DESCRIPTION OF THE TASK:
Skip the pictures and repeat each line of the data exactly.

(Dataset records on visual material)
════════════════

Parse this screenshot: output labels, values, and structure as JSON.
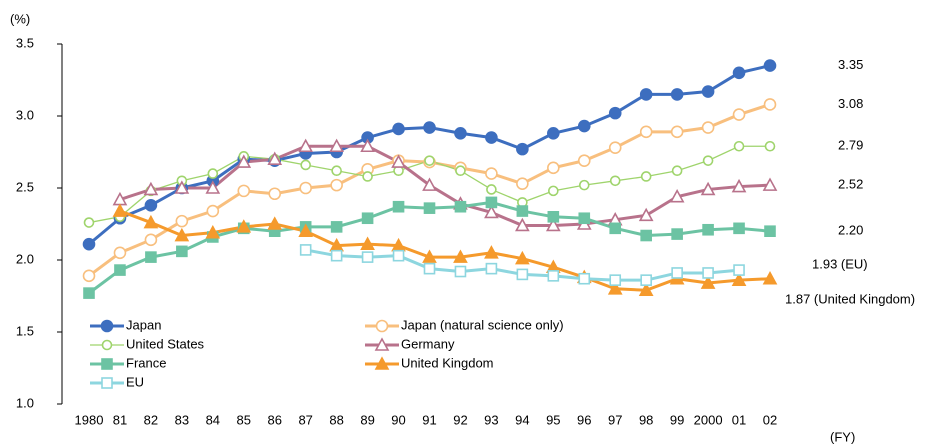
{
  "chart_data": {
    "type": "line",
    "y_label": "(%)",
    "x_label": "(FY)",
    "categories": [
      "1980",
      "81",
      "82",
      "83",
      "84",
      "85",
      "86",
      "87",
      "88",
      "89",
      "90",
      "91",
      "92",
      "93",
      "94",
      "95",
      "96",
      "97",
      "98",
      "99",
      "2000",
      "01",
      "02"
    ],
    "ylim": [
      1.0,
      3.5
    ],
    "yticks": [
      {
        "value": 1.0,
        "label": "1.0"
      },
      1.5,
      {
        "value": 2.0,
        "label": "2.0"
      },
      2.5,
      {
        "value": 3.0,
        "label": "3.0"
      },
      3.5
    ],
    "grid": false,
    "legend": "lower left",
    "series": [
      {
        "name": "Japan",
        "color": "#3d6ebf",
        "marker": "circle",
        "filled": true,
        "values": [
          2.11,
          2.29,
          2.38,
          2.5,
          2.55,
          2.7,
          2.69,
          2.74,
          2.75,
          2.85,
          2.91,
          2.92,
          2.88,
          2.85,
          2.77,
          2.88,
          2.93,
          3.02,
          3.15,
          3.15,
          3.17,
          3.3,
          3.35
        ],
        "value_labels": [
          null,
          null,
          null,
          null,
          null,
          null,
          null,
          null,
          null,
          null,
          null,
          null,
          null,
          null,
          null,
          null,
          null,
          null,
          null,
          null,
          null,
          null,
          "3.35"
        ]
      },
      {
        "name": "Japan (natural science only)",
        "color": "#f8bf7e",
        "marker": "circle",
        "filled": false,
        "values": [
          1.89,
          2.05,
          2.14,
          2.27,
          2.34,
          2.48,
          2.46,
          2.5,
          2.52,
          2.63,
          2.69,
          2.68,
          2.64,
          2.6,
          2.53,
          2.64,
          2.69,
          2.78,
          2.89,
          2.89,
          2.92,
          3.01,
          3.08
        ],
        "value_labels": [
          null,
          null,
          null,
          null,
          null,
          null,
          null,
          null,
          null,
          null,
          null,
          null,
          null,
          null,
          null,
          null,
          null,
          null,
          null,
          null,
          null,
          null,
          "3.08"
        ]
      },
      {
        "name": "United States",
        "color": "#9fd46c",
        "marker": "smallcircle",
        "filled": false,
        "values": [
          2.26,
          2.3,
          2.48,
          2.55,
          2.6,
          2.72,
          2.7,
          2.66,
          2.62,
          2.58,
          2.62,
          2.69,
          2.62,
          2.49,
          2.4,
          2.48,
          2.52,
          2.55,
          2.58,
          2.62,
          2.69,
          2.79,
          2.79
        ],
        "value_labels": [
          null,
          null,
          null,
          null,
          null,
          null,
          null,
          null,
          null,
          null,
          null,
          null,
          null,
          null,
          null,
          null,
          null,
          null,
          null,
          null,
          null,
          null,
          "2.79"
        ]
      },
      {
        "name": "Germany",
        "color": "#b8728b",
        "marker": "triangle",
        "filled": false,
        "values": [
          null,
          2.42,
          2.49,
          2.5,
          2.5,
          2.68,
          2.7,
          2.79,
          2.79,
          2.79,
          2.68,
          2.52,
          2.39,
          2.33,
          2.24,
          2.24,
          2.25,
          2.28,
          2.31,
          2.44,
          2.49,
          2.51,
          2.52
        ],
        "value_labels": [
          null,
          null,
          null,
          null,
          null,
          null,
          null,
          null,
          null,
          null,
          null,
          null,
          null,
          null,
          null,
          null,
          null,
          null,
          null,
          null,
          null,
          null,
          "2.52"
        ]
      },
      {
        "name": "France",
        "color": "#6cc3a3",
        "marker": "square",
        "filled": true,
        "values": [
          1.77,
          1.93,
          2.02,
          2.06,
          2.16,
          2.22,
          2.2,
          2.23,
          2.23,
          2.29,
          2.37,
          2.36,
          2.37,
          2.4,
          2.34,
          2.3,
          2.29,
          2.22,
          2.17,
          2.18,
          2.21,
          2.22,
          2.2
        ],
        "value_labels": [
          null,
          null,
          null,
          null,
          null,
          null,
          null,
          null,
          null,
          null,
          null,
          null,
          null,
          null,
          null,
          null,
          null,
          null,
          null,
          null,
          null,
          null,
          "2.20"
        ]
      },
      {
        "name": "United Kingdom",
        "color": "#f59a2c",
        "marker": "triangle",
        "filled": true,
        "values": [
          null,
          2.34,
          2.26,
          2.17,
          2.19,
          2.23,
          2.25,
          2.2,
          2.1,
          2.11,
          2.1,
          2.02,
          2.02,
          2.05,
          2.01,
          1.95,
          1.88,
          1.8,
          1.79,
          1.87,
          1.84,
          1.86,
          1.87
        ],
        "value_labels": [
          null,
          null,
          null,
          null,
          null,
          null,
          null,
          null,
          null,
          null,
          null,
          null,
          null,
          null,
          null,
          null,
          null,
          null,
          null,
          null,
          null,
          null,
          "1.87 (United Kingdom)"
        ]
      },
      {
        "name": "EU",
        "color": "#8dd6df",
        "marker": "square",
        "filled": false,
        "values": [
          null,
          null,
          null,
          null,
          null,
          null,
          null,
          2.07,
          2.03,
          2.02,
          2.03,
          1.94,
          1.92,
          1.94,
          1.9,
          1.89,
          1.87,
          1.86,
          1.86,
          1.91,
          1.91,
          1.93,
          null
        ],
        "value_labels": [
          null,
          null,
          null,
          null,
          null,
          null,
          null,
          null,
          null,
          null,
          null,
          null,
          null,
          null,
          null,
          null,
          null,
          null,
          null,
          null,
          null,
          "1.93 (EU)",
          null
        ]
      }
    ]
  }
}
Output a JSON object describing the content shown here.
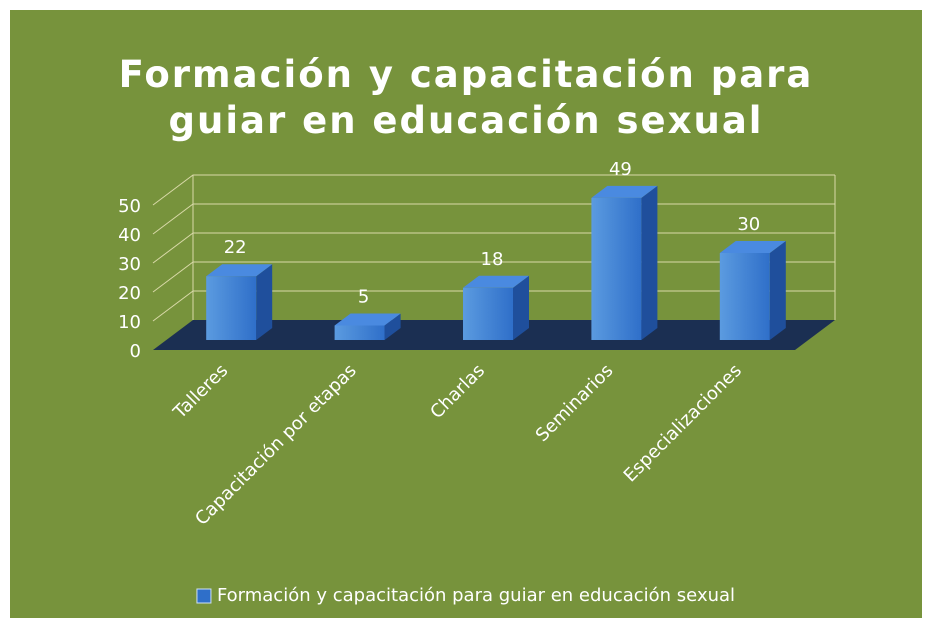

════════════════

WRITTEN RESPONSE:
Parse this screenshot: output labels, values, and structure as JSON.
{
  "chart_data": {
    "type": "line",
    "y_label": "(%)",
    "x_label": "(FY)",
    "categories": [
      "1980",
      "81",
      "82",
      "83",
      "84",
      "85",
      "86",
      "87",
      "88",
      "89",
      "90",
      "91",
      "92",
      "93",
      "94",
      "95",
      "96",
      "97",
      "98",
      "99",
      "2000",
      "01",
      "02"
    ],
    "ylim": [
      1.0,
      3.5
    ],
    "yticks": [
      {
        "value": 1.0,
        "label": "1.0"
      },
      1.5,
      {
        "value": 2.0,
        "label": "2.0"
      },
      2.5,
      {
        "value": 3.0,
        "label": "3.0"
      },
      3.5
    ],
    "grid": false,
    "legend": "lower left",
    "series": [
      {
        "name": "Japan",
        "color": "#3d6ebf",
        "marker": "circle",
        "filled": true,
        "values": [
          2.11,
          2.29,
          2.38,
          2.5,
          2.55,
          2.7,
          2.69,
          2.74,
          2.75,
          2.85,
          2.91,
          2.92,
          2.88,
          2.85,
          2.77,
          2.88,
          2.93,
          3.02,
          3.15,
          3.15,
          3.17,
          3.3,
          3.35
        ],
        "value_labels": [
          null,
          null,
          null,
          null,
          null,
          null,
          null,
          null,
          null,
          null,
          null,
          null,
          null,
          null,
          null,
          null,
          null,
          null,
          null,
          null,
          null,
          null,
          "3.35"
        ]
      },
      {
        "name": "Japan (natural science only)",
        "color": "#f8bf7e",
        "marker": "circle",
        "filled": false,
        "values": [
          1.89,
          2.05,
          2.14,
          2.27,
          2.34,
          2.48,
          2.46,
          2.5,
          2.52,
          2.63,
          2.69,
          2.68,
          2.64,
          2.6,
          2.53,
          2.64,
          2.69,
          2.78,
          2.89,
          2.89,
          2.92,
          3.01,
          3.08
        ],
        "value_labels": [
          null,
          null,
          null,
          null,
          null,
          null,
          null,
          null,
          null,
          null,
          null,
          null,
          null,
          null,
          null,
          null,
          null,
          null,
          null,
          null,
          null,
          null,
          "3.08"
        ]
      },
      {
        "name": "United States",
        "color": "#9fd46c",
        "marker": "smallcircle",
        "filled": false,
        "values": [
          2.26,
          2.3,
          2.48,
          2.55,
          2.6,
          2.72,
          2.7,
          2.66,
          2.62,
          2.58,
          2.62,
          2.69,
          2.62,
          2.49,
          2.4,
          2.48,
          2.52,
          2.55,
          2.58,
          2.62,
          2.69,
          2.79,
          2.79
        ],
        "value_labels": [
          null,
          null,
          null,
          null,
          null,
          null,
          null,
          null,
          null,
          null,
          null,
          null,
          null,
          null,
          null,
          null,
          null,
          null,
          null,
          null,
          null,
          null,
          "2.79"
        ]
      },
      {
        "name": "Germany",
        "color": "#b8728b",
        "marker": "triangle",
        "filled": false,
        "values": [
          null,
          2.42,
          2.49,
          2.5,
          2.5,
          2.68,
          2.7,
          2.79,
          2.79,
          2.79,
          2.68,
          2.52,
          2.39,
          2.33,
          2.24,
          2.24,
          2.25,
          2.28,
          2.31,
          2.44,
          2.49,
          2.51,
          2.52
        ],
        "value_labels": [
          null,
          null,
          null,
          null,
          null,
          null,
          null,
          null,
          null,
          null,
          null,
          null,
          null,
          null,
          null,
          null,
          null,
          null,
          null,
          null,
          null,
          null,
          "2.52"
        ]
      },
      {
        "name": "France",
        "color": "#6cc3a3",
        "marker": "square",
        "filled": true,
        "values": [
          1.77,
          1.93,
          2.02,
          2.06,
          2.16,
          2.22,
          2.2,
          2.23,
          2.23,
          2.29,
          2.37,
          2.36,
          2.37,
          2.4,
          2.34,
          2.3,
          2.29,
          2.22,
          2.17,
          2.18,
          2.21,
          2.22,
          2.2
        ],
        "value_labels": [
          null,
          null,
          null,
          null,
          null,
          null,
          null,
          null,
          null,
          null,
          null,
          null,
          null,
          null,
          null,
          null,
          null,
          null,
          null,
          null,
          null,
          null,
          "2.20"
        ]
      },
      {
        "name": "United Kingdom",
        "color": "#f59a2c",
        "marker": "triangle",
        "filled": true,
        "values": [
          null,
          2.34,
          2.26,
          2.17,
          2.19,
          2.23,
          2.25,
          2.2,
          2.1,
          2.11,
          2.1,
          2.02,
          2.02,
          2.05,
          2.01,
          1.95,
          1.88,
          1.8,
          1.79,
          1.87,
          1.84,
          1.86,
          1.87
        ],
        "value_labels": [
          null,
          null,
          null,
          null,
          null,
          null,
          null,
          null,
          null,
          null,
          null,
          null,
          null,
          null,
          null,
          null,
          null,
          null,
          null,
          null,
          null,
          null,
          "1.87 (United Kingdom)"
        ]
      },
      {
        "name": "EU",
        "color": "#8dd6df",
        "marker": "square",
        "filled": false,
        "values": [
          null,
          null,
          null,
          null,
          null,
          null,
          null,
          2.07,
          2.03,
          2.02,
          2.03,
          1.94,
          1.92,
          1.94,
          1.9,
          1.89,
          1.87,
          1.86,
          1.86,
          1.91,
          1.91,
          1.93,
          null
        ],
        "value_labels": [
          null,
          null,
          null,
          null,
          null,
          null,
          null,
          null,
          null,
          null,
          null,
          null,
          null,
          null,
          null,
          null,
          null,
          null,
          null,
          null,
          null,
          "1.93 (EU)",
          null
        ]
      }
    ]
  }
}
Output a JSON object describing the content shown here.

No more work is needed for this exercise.